個人データは「保存するが、公開しない」ルールで
必要以上に個人データを保有することや残すことには漏洩のリスクがあるので、必要がなくなったもの=保存期間を経過したものは積極的に廃棄すべきであるとの見解もある。しかし、情報漏洩のリスクくらいにきちんと対策を講じられない日本政府が、軍事力をはじめとする国家権力を適切に行使できるのであろうか?
これから世界は、データ覇権戦争に突入する。データを握り、活用できる国が勝つ。国防の分野でもそうだ。
そのような時代にあって、政府保有の記録・データが簡単に漏洩するようでは、国家として成り立たない。ある程度の重要性のある記録・データは、きちんと永久保存できるくらいの日本政府組織というものを目指さなければならない。
そして個人情報を保存しているからといって、それを全て公開するかどうかは別問題である。保存することと公開することはまったく別のことであり、保存していても公開になじまない個人情報は公開すべきではない。逆に公開になじまないからといって、どんどん廃棄すればいいという話でもない。

■ 演習要件:
- A) 本文抜粋の「個人データは「保存するが、公開しない」ルールで」から「すればいいという話でもない。」に至るまでの全文を、一字一句違えずに書き写してください。
- B) 本文抜粋によれば、これから世界は何に突入するとされていますか。
このあとに続く行は、本文抜粋とは別個の資料です。

■ 保存データ:
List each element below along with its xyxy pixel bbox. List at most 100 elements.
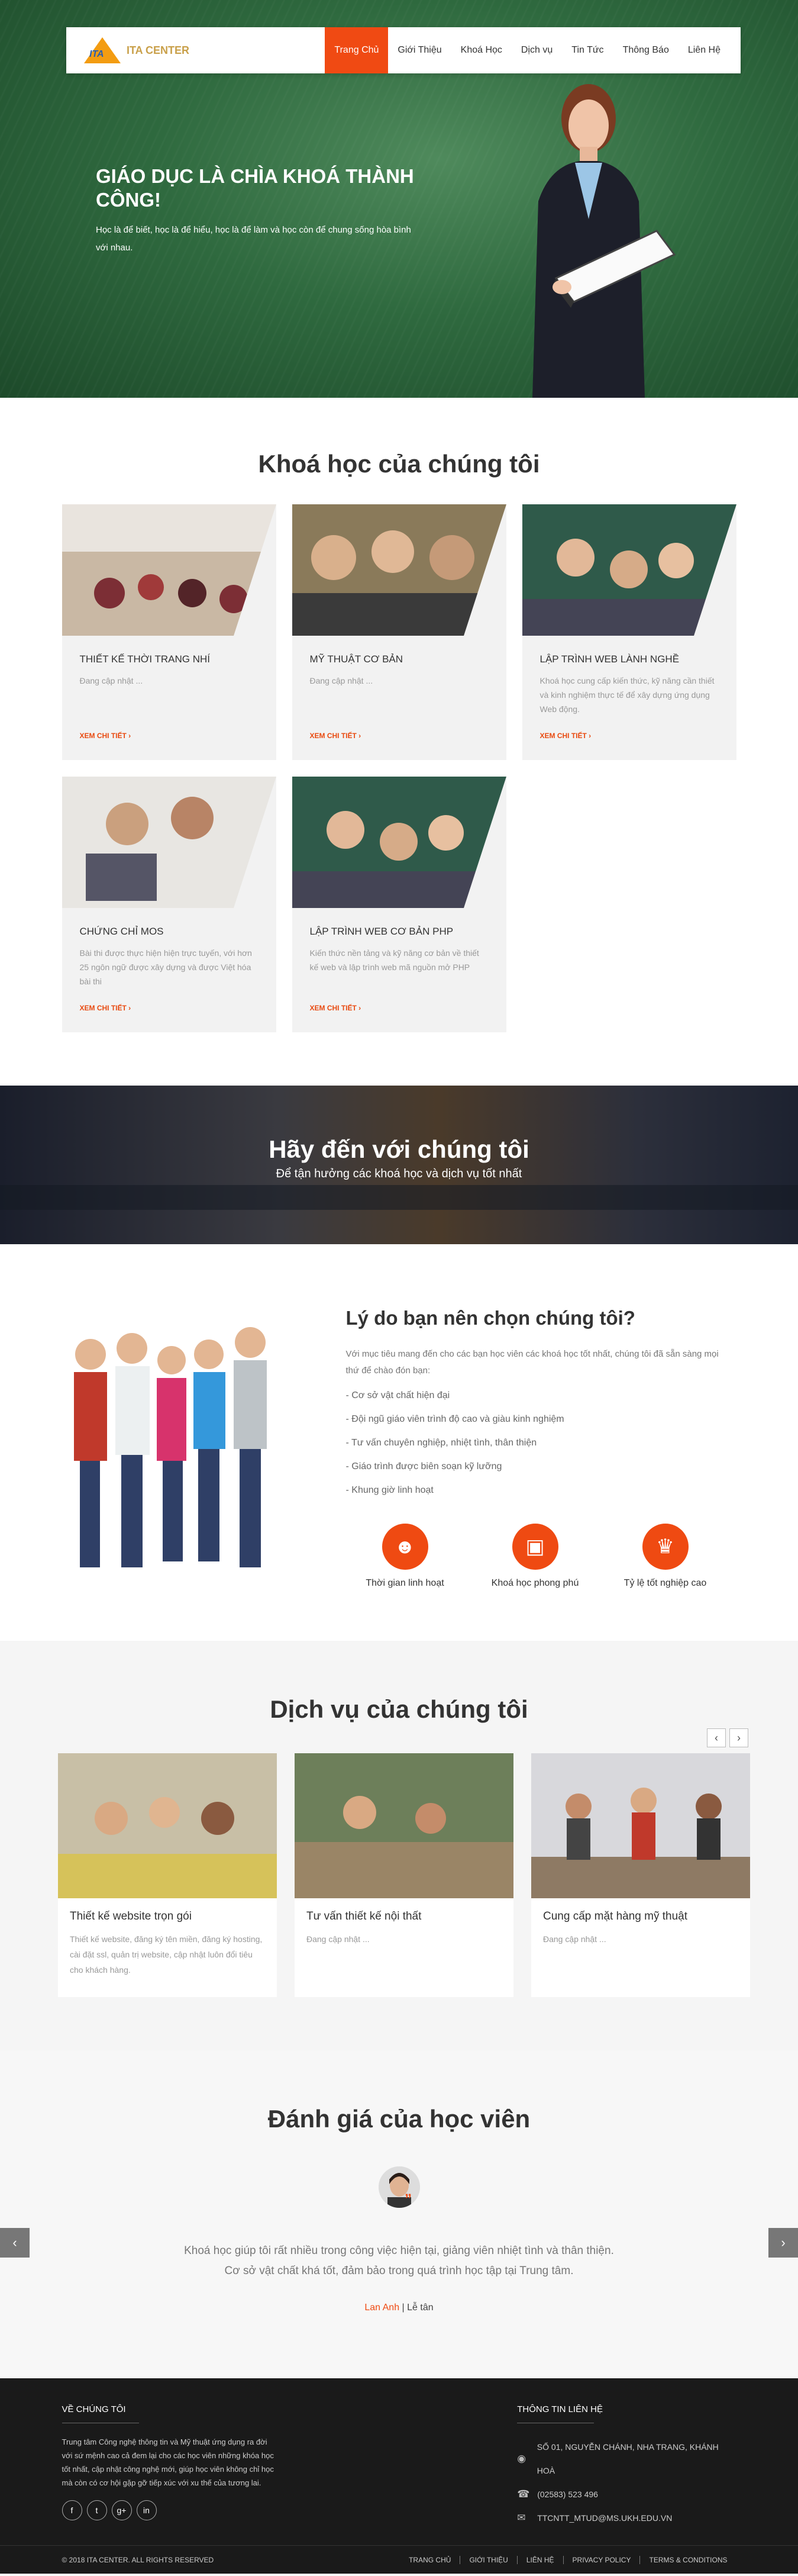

■ 課題別解答:
- A)
個人データは「保存するが、公開しない」ルールで
必要以上に個人データを保有することや残すことには漏洩のリスクがあるので、必要がなくなったもの=保存期間を経過したものは積極的に廃棄すべきであるとの見解もある。しかし、情報漏洩のリスクくらいにきちんと対策を講じられない日本政府が、軍事力をはじめとする国家権力を適切に行使できるのであろうか?
これから世界は、データ覇権戦争に突入する。データを握り、活用できる国が勝つ。国防の分野でもそうだ。
そのような時代にあって、政府保有の記録・データが簡単に漏洩するようでは、国家として成り立たない。ある程度の重要性のある記録・データは、きちんと永久保存できるくらいの日本政府組織というものを目指さなければならない。
そして個人情報を保存しているからといって、それを全て公開するかどうかは別問題である。保存することと公開することはまったく別のことであり、保存していても公開になじまない個人情報は公開すべきではない。逆に公開になじまないからといって、どんどん廃棄すればいいという話でもない。

- B) データ覇権戦争に突入するとされています。